**Work to do:**
All the data below goes into the copy word for word, but the pictures don't.

**Data:**
⁂

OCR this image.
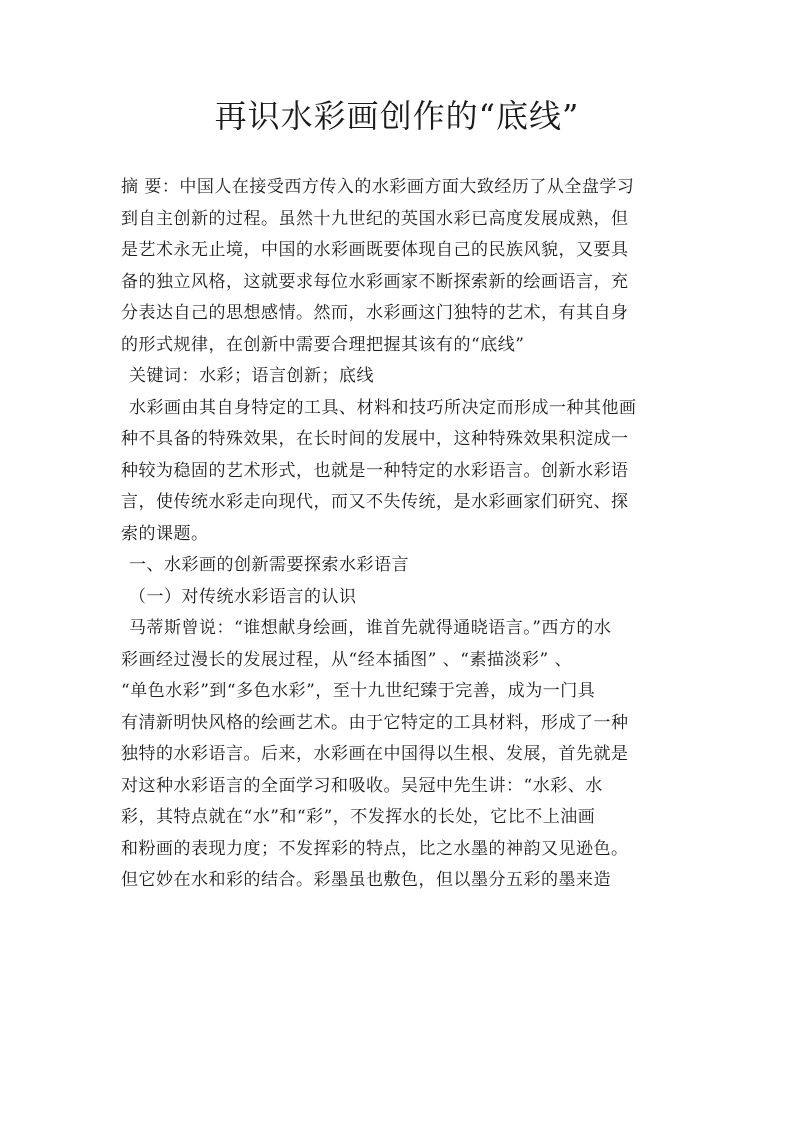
再识水彩画创作的“底线”
摘 要：中国人在接受西方传入的水彩画方面大致经历了从全盘学习
到自主创新的过程。虽然十九世纪的英国水彩已高度发展成熟，但
是艺术永无止境，中国的水彩画既要体现自己的民族风貌，又要具
备的独立风格，这就要求每位水彩画家不断探索新的绘画语言，充
分表达自己的思想感情。然而，水彩画这门独特的艺术，有其自身
的形式规律，在创新中需要合理把握其该有的“底线”
关键词：水彩；语言创新；底线
水彩画由其自身特定的工具、材料和技巧所决定而形成一种其他画
种不具备的特殊效果，在长时间的发展中，这种特殊效果积淀成一
种较为稳固的艺术形式，也就是一种特定的水彩语言。创新水彩语
言，使传统水彩走向现代，而又不失传统，是水彩画家们研究、探
索的课题。
一、水彩画的创新需要探索水彩语言
（一）对传统水彩语言的认识
马蒂斯曾说：“谁想献身绘画，谁首先就得通晓语言。”西方的水
彩画经过漫长的发展过程，从“经本插图” 、“素描淡彩” 、
“单色水彩”到“多色水彩”，至十九世纪臻于完善，成为一门具
有清新明快风格的绘画艺术。由于它特定的工具材料，形成了一种
独特的水彩语言。后来，水彩画在中国得以生根、发展，首先就是
对这种水彩语言的全面学习和吸收。吴冠中先生讲：“水彩、水
彩，其特点就在“水”和“彩”，不发挥水的长处，它比不上油画
和粉画的表现力度；不发挥彩的特点，比之水墨的神韵又见逊色。
但它妙在水和彩的结合。彩墨虽也敷色，但以墨分五彩的墨来造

⁂

**The response:**
OCR this image.
再识水彩画创作的“底线”
摘 要：中国人在接受西方传入的水彩画方面大致经历了从全盘学习
到自主创新的过程。虽然十九世纪的英国水彩已高度发展成熟，但
是艺术永无止境，中国的水彩画既要体现自己的民族风貌，又要具
备的独立风格，这就要求每位水彩画家不断探索新的绘画语言，充
分表达自己的思想感情。然而，水彩画这门独特的艺术，有其自身
的形式规律，在创新中需要合理把握其该有的“底线”
关键词：水彩；语言创新；底线
水彩画由其自身特定的工具、材料和技巧所决定而形成一种其他画
种不具备的特殊效果，在长时间的发展中，这种特殊效果积淀成一
种较为稳固的艺术形式，也就是一种特定的水彩语言。创新水彩语
言，使传统水彩走向现代，而又不失传统，是水彩画家们研究、探
索的课题。
一、水彩画的创新需要探索水彩语言
（一）对传统水彩语言的认识
马蒂斯曾说：“谁想献身绘画，谁首先就得通晓语言。”西方的水
彩画经过漫长的发展过程，从“经本插图” 、“素描淡彩” 、
“单色水彩”到“多色水彩”，至十九世纪臻于完善，成为一门具
有清新明快风格的绘画艺术。由于它特定的工具材料，形成了一种
独特的水彩语言。后来，水彩画在中国得以生根、发展，首先就是
对这种水彩语言的全面学习和吸收。吴冠中先生讲：“水彩、水
彩，其特点就在“水”和“彩”，不发挥水的长处，它比不上油画
和粉画的表现力度；不发挥彩的特点，比之水墨的神韵又见逊色。
但它妙在水和彩的结合。彩墨虽也敷色，但以墨分五彩的墨来造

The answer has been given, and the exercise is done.